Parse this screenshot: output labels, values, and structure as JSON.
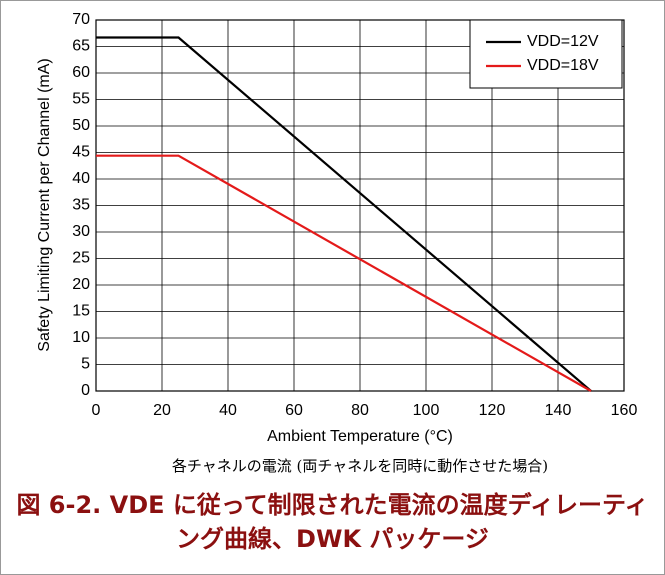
{
  "chart_data": {
    "type": "line",
    "x": [
      0,
      25,
      150
    ],
    "series": [
      {
        "name": "VDD=12V",
        "color": "#000000",
        "values": [
          66.7,
          66.7,
          0
        ]
      },
      {
        "name": "VDD=18V",
        "color": "#e41a1a",
        "values": [
          44.4,
          44.4,
          0
        ]
      }
    ],
    "xlim": [
      0,
      160
    ],
    "xticks": [
      0,
      20,
      40,
      60,
      80,
      100,
      120,
      140,
      160
    ],
    "ylim": [
      0,
      70
    ],
    "yticks": [
      0,
      5,
      10,
      15,
      20,
      25,
      30,
      35,
      40,
      45,
      50,
      55,
      60,
      65,
      70
    ],
    "xlabel": "Ambient Temperature (°C)",
    "ylabel": "Safety Limiting Current per Channel (mA)",
    "grid": true,
    "legend": "upper right",
    "subtitle": "各チャネルの電流 (両チャネルを同時に動作させた場合)",
    "title": "図 6-2. VDE に従って制限された電流の温度ディレーティング曲線、DWK パッケージ"
  }
}
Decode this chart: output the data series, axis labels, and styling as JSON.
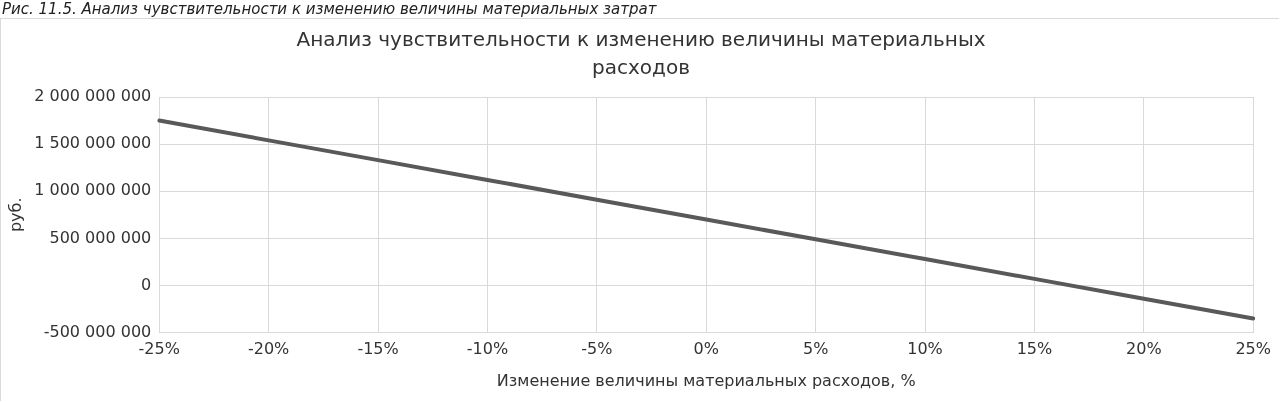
{
  "chart_data": {
    "type": "line",
    "title": "Анализ чувствительности к изменению величины материальных расходов",
    "xlabel": "Изменение величины материальных расходов, %",
    "ylabel": "руб.",
    "annotations": [
      "Рис. 11.5. Анализ чувствительности к изменению величины материальных затрат"
    ],
    "categories": [
      "-25%",
      "-20%",
      "-15%",
      "-10%",
      "-5%",
      "0%",
      "5%",
      "10%",
      "15%",
      "20%",
      "25%"
    ],
    "series": [
      {
        "color": "#595959",
        "values": [
          1750000000,
          1540000000,
          1330000000,
          1120000000,
          910000000,
          700000000,
          490000000,
          280000000,
          70000000,
          -140000000,
          -350000000
        ]
      }
    ],
    "ylim": [
      -500000000,
      2000000000
    ],
    "yticks": [
      -500000000,
      0,
      500000000,
      1000000000,
      1500000000,
      2000000000
    ],
    "grid": true,
    "legend": false,
    "marker": "none",
    "line_style": "solid"
  }
}
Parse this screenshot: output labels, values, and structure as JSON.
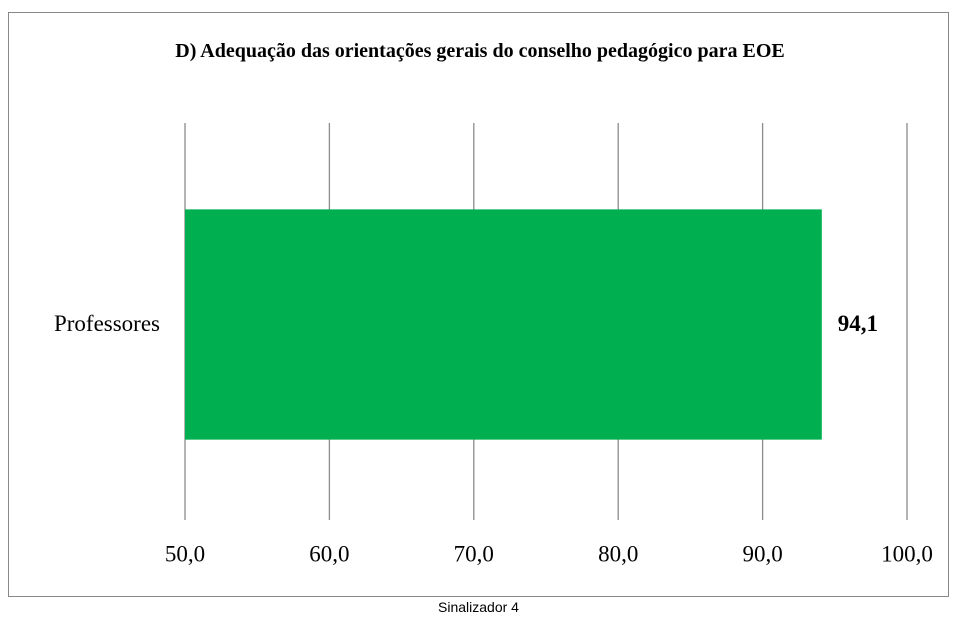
{
  "chart_data": {
    "type": "hbar",
    "title": "D) Adequação das orientações gerais do conselho pedagógico para EOE",
    "categories": [
      "Professores"
    ],
    "values": [
      94.1
    ],
    "value_labels": [
      "94,1"
    ],
    "color": "#00b050",
    "xlim": [
      50,
      100
    ],
    "xticks": [
      {
        "value": 50,
        "label": "50,0"
      },
      {
        "value": 60,
        "label": "60,0"
      },
      {
        "value": 70,
        "label": "70,0"
      },
      {
        "value": 80,
        "label": "80,0"
      },
      {
        "value": 90,
        "label": "90,0"
      },
      {
        "value": 100,
        "label": "100,0"
      }
    ],
    "grid": true
  },
  "caption": "Sinalizador 4"
}
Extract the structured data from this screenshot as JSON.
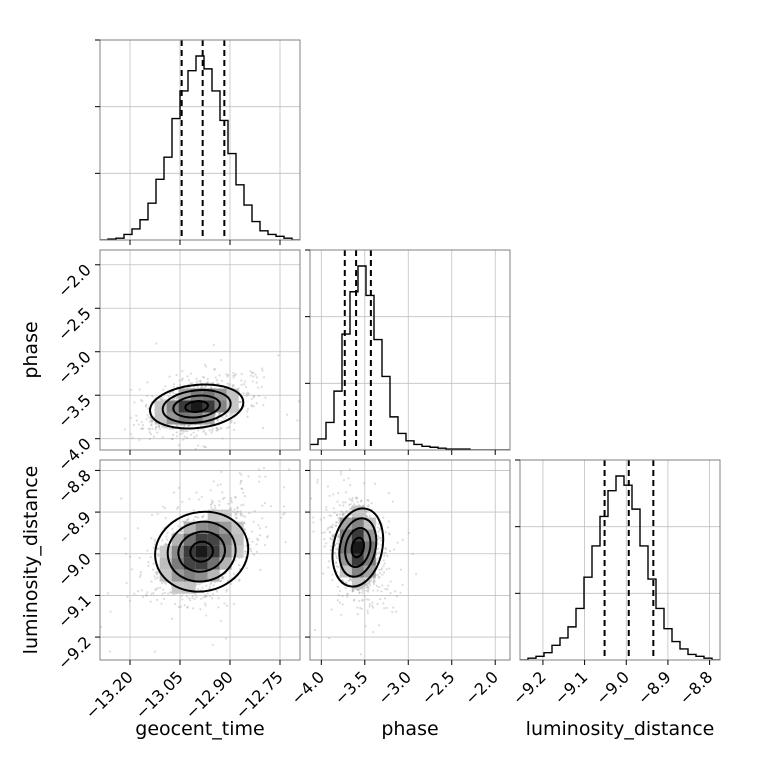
{
  "chart_data": {
    "type": "corner",
    "parameters": [
      "geocent_time",
      "phase",
      "luminosity_distance"
    ],
    "labels": {
      "geocent_time": "geocent_time",
      "phase": "phase",
      "luminosity_distance": "luminosity_distance"
    },
    "ranges": {
      "geocent_time": [
        -13.29,
        -12.69
      ],
      "phase": [
        -4.13,
        -1.83
      ],
      "luminosity_distance": [
        -9.255,
        -8.775
      ]
    },
    "ticks": {
      "geocent_time": [
        {
          "value": -13.2,
          "label": "−13.20"
        },
        {
          "value": -13.05,
          "label": "−13.05"
        },
        {
          "value": -12.9,
          "label": "−12.90"
        },
        {
          "value": -12.75,
          "label": "−12.75"
        }
      ],
      "phase": [
        {
          "value": -4.0,
          "label": "−4.0"
        },
        {
          "value": -3.5,
          "label": "−3.5"
        },
        {
          "value": -3.0,
          "label": "−3.0"
        },
        {
          "value": -2.5,
          "label": "−2.5"
        },
        {
          "value": -2.0,
          "label": "−2.0"
        }
      ],
      "luminosity_distance": [
        {
          "value": -9.2,
          "label": "−9.2"
        },
        {
          "value": -9.1,
          "label": "−9.1"
        },
        {
          "value": -9.0,
          "label": "−9.0"
        },
        {
          "value": -8.9,
          "label": "−8.9"
        },
        {
          "value": -8.8,
          "label": "−8.8"
        }
      ]
    },
    "histograms": {
      "geocent_time": [
        0.0,
        0.005,
        0.01,
        0.03,
        0.06,
        0.11,
        0.2,
        0.33,
        0.45,
        0.66,
        0.81,
        0.92,
        1.0,
        0.93,
        0.81,
        0.65,
        0.47,
        0.3,
        0.19,
        0.1,
        0.05,
        0.03,
        0.02,
        0.01,
        0.0
      ],
      "phase": [
        0.03,
        0.06,
        0.15,
        0.32,
        0.63,
        0.86,
        1.0,
        0.84,
        0.6,
        0.4,
        0.18,
        0.09,
        0.05,
        0.03,
        0.02,
        0.015,
        0.01,
        0.005,
        0.005,
        0.005,
        0.0,
        0.0,
        0.0,
        0.0,
        0.0
      ],
      "luminosity_distance": [
        0.0,
        0.01,
        0.02,
        0.04,
        0.08,
        0.12,
        0.18,
        0.28,
        0.45,
        0.62,
        0.78,
        0.92,
        1.0,
        0.95,
        0.82,
        0.62,
        0.44,
        0.28,
        0.17,
        0.1,
        0.06,
        0.03,
        0.02,
        0.01,
        0.0
      ]
    },
    "quantiles": {
      "geocent_time": [
        -13.045,
        -12.982,
        -12.917
      ],
      "phase": [
        -3.73,
        -3.6,
        -3.43
      ],
      "luminosity_distance": [
        -9.052,
        -8.994,
        -8.935
      ]
    },
    "density_centers": {
      "phase_vs_geocent_time": {
        "x": -13.0,
        "y": -3.63
      },
      "luminosity_distance_vs_geocent_time": {
        "x": -12.985,
        "y": -8.995
      },
      "luminosity_distance_vs_phase": {
        "x": -3.58,
        "y": -8.985
      }
    },
    "grid": true
  }
}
=======
* [Task statement] Can the entries above be repeated exactly, without their pictures?

* [Written response]
Parse this screenshot: output labels, values, and structure as JSON.
{
  "chart_data": {
    "type": "line",
    "x": [
      0,
      25,
      150
    ],
    "series": [
      {
        "name": "VDD=12V",
        "color": "#000000",
        "values": [
          66.7,
          66.7,
          0
        ]
      },
      {
        "name": "VDD=18V",
        "color": "#e41a1a",
        "values": [
          44.4,
          44.4,
          0
        ]
      }
    ],
    "xlim": [
      0,
      160
    ],
    "xticks": [
      0,
      20,
      40,
      60,
      80,
      100,
      120,
      140,
      160
    ],
    "ylim": [
      0,
      70
    ],
    "yticks": [
      0,
      5,
      10,
      15,
      20,
      25,
      30,
      35,
      40,
      45,
      50,
      55,
      60,
      65,
      70
    ],
    "xlabel": "Ambient Temperature (°C)",
    "ylabel": "Safety Limiting Current per Channel (mA)",
    "grid": true,
    "legend": "upper right",
    "subtitle": "各チャネルの電流 (両チャネルを同時に動作させた場合)",
    "title": "図 6-2. VDE に従って制限された電流の温度ディレーティング曲線、DWK パッケージ"
  }
}
Decode this chart: output the data series, axis labels, and styling as JSON.
{
  "chart_data": {
    "type": "line",
    "title": "Анализ чувствительности к изменению величины материальных расходов",
    "xlabel": "Изменение величины материальных расходов, %",
    "ylabel": "руб.",
    "annotations": [
      "Рис. 11.5. Анализ чувствительности к изменению величины материальных затрат"
    ],
    "categories": [
      "-25%",
      "-20%",
      "-15%",
      "-10%",
      "-5%",
      "0%",
      "5%",
      "10%",
      "15%",
      "20%",
      "25%"
    ],
    "series": [
      {
        "color": "#595959",
        "values": [
          1750000000,
          1540000000,
          1330000000,
          1120000000,
          910000000,
          700000000,
          490000000,
          280000000,
          70000000,
          -140000000,
          -350000000
        ]
      }
    ],
    "ylim": [
      -500000000,
      2000000000
    ],
    "yticks": [
      -500000000,
      0,
      500000000,
      1000000000,
      1500000000,
      2000000000
    ],
    "grid": true,
    "legend": false,
    "marker": "none",
    "line_style": "solid"
  }
}
Parse this screenshot: output labels, values, and structure as JSON.
{
  "chart_data": {
    "type": "hbar",
    "title": "D) Adequação das orientações gerais do conselho pedagógico para EOE",
    "categories": [
      "Professores"
    ],
    "values": [
      94.1
    ],
    "value_labels": [
      "94,1"
    ],
    "color": "#00b050",
    "xlim": [
      50,
      100
    ],
    "xticks": [
      {
        "value": 50,
        "label": "50,0"
      },
      {
        "value": 60,
        "label": "60,0"
      },
      {
        "value": 70,
        "label": "70,0"
      },
      {
        "value": 80,
        "label": "80,0"
      },
      {
        "value": 90,
        "label": "90,0"
      },
      {
        "value": 100,
        "label": "100,0"
      }
    ],
    "grid": true
  },
  "caption": "Sinalizador 4"
}
Extract the structured data from this screenshot as JSON.
{
  "chart_data": {
    "type": "corner",
    "parameters": [
      "geocent_time",
      "phase",
      "luminosity_distance"
    ],
    "labels": {
      "geocent_time": "geocent_time",
      "phase": "phase",
      "luminosity_distance": "luminosity_distance"
    },
    "ranges": {
      "geocent_time": [
        -13.29,
        -12.69
      ],
      "phase": [
        -4.13,
        -1.83
      ],
      "luminosity_distance": [
        -9.255,
        -8.775
      ]
    },
    "ticks": {
      "geocent_time": [
        {
          "value": -13.2,
          "label": "−13.20"
        },
        {
          "value": -13.05,
          "label": "−13.05"
        },
        {
          "value": -12.9,
          "label": "−12.90"
        },
        {
          "value": -12.75,
          "label": "−12.75"
        }
      ],
      "phase": [
        {
          "value": -4.0,
          "label": "−4.0"
        },
        {
          "value": -3.5,
          "label": "−3.5"
        },
        {
          "value": -3.0,
          "label": "−3.0"
        },
        {
          "value": -2.5,
          "label": "−2.5"
        },
        {
          "value": -2.0,
          "label": "−2.0"
        }
      ],
      "luminosity_distance": [
        {
          "value": -9.2,
          "label": "−9.2"
        },
        {
          "value": -9.1,
          "label": "−9.1"
        },
        {
          "value": -9.0,
          "label": "−9.0"
        },
        {
          "value": -8.9,
          "label": "−8.9"
        },
        {
          "value": -8.8,
          "label": "−8.8"
        }
      ]
    },
    "histograms": {
      "geocent_time": [
        0.0,
        0.005,
        0.01,
        0.03,
        0.06,
        0.11,
        0.2,
        0.33,
        0.45,
        0.66,
        0.81,
        0.92,
        1.0,
        0.93,
        0.81,
        0.65,
        0.47,
        0.3,
        0.19,
        0.1,
        0.05,
        0.03,
        0.02,
        0.01,
        0.0
      ],
      "phase": [
        0.03,
        0.06,
        0.15,
        0.32,
        0.63,
        0.86,
        1.0,
        0.84,
        0.6,
        0.4,
        0.18,
        0.09,
        0.05,
        0.03,
        0.02,
        0.015,
        0.01,
        0.005,
        0.005,
        0.005,
        0.0,
        0.0,
        0.0,
        0.0,
        0.0
      ],
      "luminosity_distance": [
        0.0,
        0.01,
        0.02,
        0.04,
        0.08,
        0.12,
        0.18,
        0.28,
        0.45,
        0.62,
        0.78,
        0.92,
        1.0,
        0.95,
        0.82,
        0.62,
        0.44,
        0.28,
        0.17,
        0.1,
        0.06,
        0.03,
        0.02,
        0.01,
        0.0
      ]
    },
    "quantiles": {
      "geocent_time": [
        -13.045,
        -12.982,
        -12.917
      ],
      "phase": [
        -3.73,
        -3.6,
        -3.43
      ],
      "luminosity_distance": [
        -9.052,
        -8.994,
        -8.935
      ]
    },
    "density_centers": {
      "phase_vs_geocent_time": {
        "x": -13.0,
        "y": -3.63
      },
      "luminosity_distance_vs_geocent_time": {
        "x": -12.985,
        "y": -8.995
      },
      "luminosity_distance_vs_phase": {
        "x": -3.58,
        "y": -8.985
      }
    },
    "grid": true
  }
}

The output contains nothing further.